The records below must be duplicated exactly, character for character.

* begin *

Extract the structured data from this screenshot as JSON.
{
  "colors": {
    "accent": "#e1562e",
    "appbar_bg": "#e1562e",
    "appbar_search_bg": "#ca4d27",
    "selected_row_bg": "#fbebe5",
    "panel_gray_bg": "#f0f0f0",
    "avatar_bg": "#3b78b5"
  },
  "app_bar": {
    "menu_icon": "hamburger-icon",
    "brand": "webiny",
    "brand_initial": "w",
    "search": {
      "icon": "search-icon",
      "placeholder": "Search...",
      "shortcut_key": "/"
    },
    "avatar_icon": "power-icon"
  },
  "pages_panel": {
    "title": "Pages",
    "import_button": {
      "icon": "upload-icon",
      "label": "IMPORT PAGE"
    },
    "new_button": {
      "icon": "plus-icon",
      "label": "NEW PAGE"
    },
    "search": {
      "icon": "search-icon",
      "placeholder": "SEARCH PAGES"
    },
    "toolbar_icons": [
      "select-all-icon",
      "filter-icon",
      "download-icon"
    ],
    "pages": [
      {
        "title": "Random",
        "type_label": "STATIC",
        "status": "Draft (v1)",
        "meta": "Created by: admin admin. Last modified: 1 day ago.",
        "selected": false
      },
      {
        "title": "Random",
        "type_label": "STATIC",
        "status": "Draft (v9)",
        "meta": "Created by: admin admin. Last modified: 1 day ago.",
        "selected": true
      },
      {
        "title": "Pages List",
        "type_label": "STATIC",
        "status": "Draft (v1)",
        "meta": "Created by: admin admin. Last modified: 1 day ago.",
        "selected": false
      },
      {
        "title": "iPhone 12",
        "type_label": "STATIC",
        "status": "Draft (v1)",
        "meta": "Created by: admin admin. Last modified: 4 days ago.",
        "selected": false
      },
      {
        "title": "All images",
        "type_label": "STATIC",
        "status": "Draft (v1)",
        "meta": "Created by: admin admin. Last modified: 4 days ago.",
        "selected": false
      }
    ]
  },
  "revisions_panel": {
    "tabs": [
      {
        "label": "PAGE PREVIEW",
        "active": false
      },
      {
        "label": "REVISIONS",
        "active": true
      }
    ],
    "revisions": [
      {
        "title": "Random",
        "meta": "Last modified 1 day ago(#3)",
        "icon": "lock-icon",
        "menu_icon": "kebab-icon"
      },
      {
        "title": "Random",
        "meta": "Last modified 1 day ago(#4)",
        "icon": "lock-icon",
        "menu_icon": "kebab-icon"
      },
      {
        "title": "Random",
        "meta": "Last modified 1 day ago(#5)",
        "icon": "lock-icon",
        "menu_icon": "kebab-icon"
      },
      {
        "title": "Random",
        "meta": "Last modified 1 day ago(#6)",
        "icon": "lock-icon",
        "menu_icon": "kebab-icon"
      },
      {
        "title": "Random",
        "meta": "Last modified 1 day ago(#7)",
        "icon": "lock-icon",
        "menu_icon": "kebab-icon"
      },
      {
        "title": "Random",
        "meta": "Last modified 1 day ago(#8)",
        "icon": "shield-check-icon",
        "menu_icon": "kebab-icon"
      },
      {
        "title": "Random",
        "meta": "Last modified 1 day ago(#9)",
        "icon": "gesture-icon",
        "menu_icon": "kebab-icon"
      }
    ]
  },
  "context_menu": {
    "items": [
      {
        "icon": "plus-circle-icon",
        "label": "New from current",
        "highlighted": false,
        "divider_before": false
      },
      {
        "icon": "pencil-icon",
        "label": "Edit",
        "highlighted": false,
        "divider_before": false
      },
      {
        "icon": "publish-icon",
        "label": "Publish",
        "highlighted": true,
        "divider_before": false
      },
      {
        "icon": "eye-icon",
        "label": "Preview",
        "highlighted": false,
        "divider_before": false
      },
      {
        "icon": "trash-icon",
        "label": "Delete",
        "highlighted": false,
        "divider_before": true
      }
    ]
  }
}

* end *

■ THE ANSWER ■
Extract the structured data from this screenshot as JSON.
{
  "colors": {
    "accent": "#e1562e",
    "appbar_bg": "#e1562e",
    "appbar_search_bg": "#ca4d27",
    "selected_row_bg": "#fbebe5",
    "panel_gray_bg": "#f0f0f0",
    "avatar_bg": "#3b78b5"
  },
  "app_bar": {
    "menu_icon": "hamburger-icon",
    "brand": "webiny",
    "brand_initial": "w",
    "search": {
      "icon": "search-icon",
      "placeholder": "Search...",
      "shortcut_key": "/"
    },
    "avatar_icon": "power-icon"
  },
  "pages_panel": {
    "title": "Pages",
    "import_button": {
      "icon": "upload-icon",
      "label": "IMPORT PAGE"
    },
    "new_button": {
      "icon": "plus-icon",
      "label": "NEW PAGE"
    },
    "search": {
      "icon": "search-icon",
      "placeholder": "SEARCH PAGES"
    },
    "toolbar_icons": [
      "select-all-icon",
      "filter-icon",
      "download-icon"
    ],
    "pages": [
      {
        "title": "Random",
        "type_label": "STATIC",
        "status": "Draft (v1)",
        "meta": "Created by: admin admin. Last modified: 1 day ago.",
        "selected": false
      },
      {
        "title": "Random",
        "type_label": "STATIC",
        "status": "Draft (v9)",
        "meta": "Created by: admin admin. Last modified: 1 day ago.",
        "selected": true
      },
      {
        "title": "Pages List",
        "type_label": "STATIC",
        "status": "Draft (v1)",
        "meta": "Created by: admin admin. Last modified: 1 day ago.",
        "selected": false
      },
      {
        "title": "iPhone 12",
        "type_label": "STATIC",
        "status": "Draft (v1)",
        "meta": "Created by: admin admin. Last modified: 4 days ago.",
        "selected": false
      },
      {
        "title": "All images",
        "type_label": "STATIC",
        "status": "Draft (v1)",
        "meta": "Created by: admin admin. Last modified: 4 days ago.",
        "selected": false
      }
    ]
  },
  "revisions_panel": {
    "tabs": [
      {
        "label": "PAGE PREVIEW",
        "active": false
      },
      {
        "label": "REVISIONS",
        "active": true
      }
    ],
    "revisions": [
      {
        "title": "Random",
        "meta": "Last modified 1 day ago(#3)",
        "icon": "lock-icon",
        "menu_icon": "kebab-icon"
      },
      {
        "title": "Random",
        "meta": "Last modified 1 day ago(#4)",
        "icon": "lock-icon",
        "menu_icon": "kebab-icon"
      },
      {
        "title": "Random",
        "meta": "Last modified 1 day ago(#5)",
        "icon": "lock-icon",
        "menu_icon": "kebab-icon"
      },
      {
        "title": "Random",
        "meta": "Last modified 1 day ago(#6)",
        "icon": "lock-icon",
        "menu_icon": "kebab-icon"
      },
      {
        "title": "Random",
        "meta": "Last modified 1 day ago(#7)",
        "icon": "lock-icon",
        "menu_icon": "kebab-icon"
      },
      {
        "title": "Random",
        "meta": "Last modified 1 day ago(#8)",
        "icon": "shield-check-icon",
        "menu_icon": "kebab-icon"
      },
      {
        "title": "Random",
        "meta": "Last modified 1 day ago(#9)",
        "icon": "gesture-icon",
        "menu_icon": "kebab-icon"
      }
    ]
  },
  "context_menu": {
    "items": [
      {
        "icon": "plus-circle-icon",
        "label": "New from current",
        "highlighted": false,
        "divider_before": false
      },
      {
        "icon": "pencil-icon",
        "label": "Edit",
        "highlighted": false,
        "divider_before": false
      },
      {
        "icon": "publish-icon",
        "label": "Publish",
        "highlighted": true,
        "divider_before": false
      },
      {
        "icon": "eye-icon",
        "label": "Preview",
        "highlighted": false,
        "divider_before": false
      },
      {
        "icon": "trash-icon",
        "label": "Delete",
        "highlighted": false,
        "divider_before": true
      }
    ]
  }
}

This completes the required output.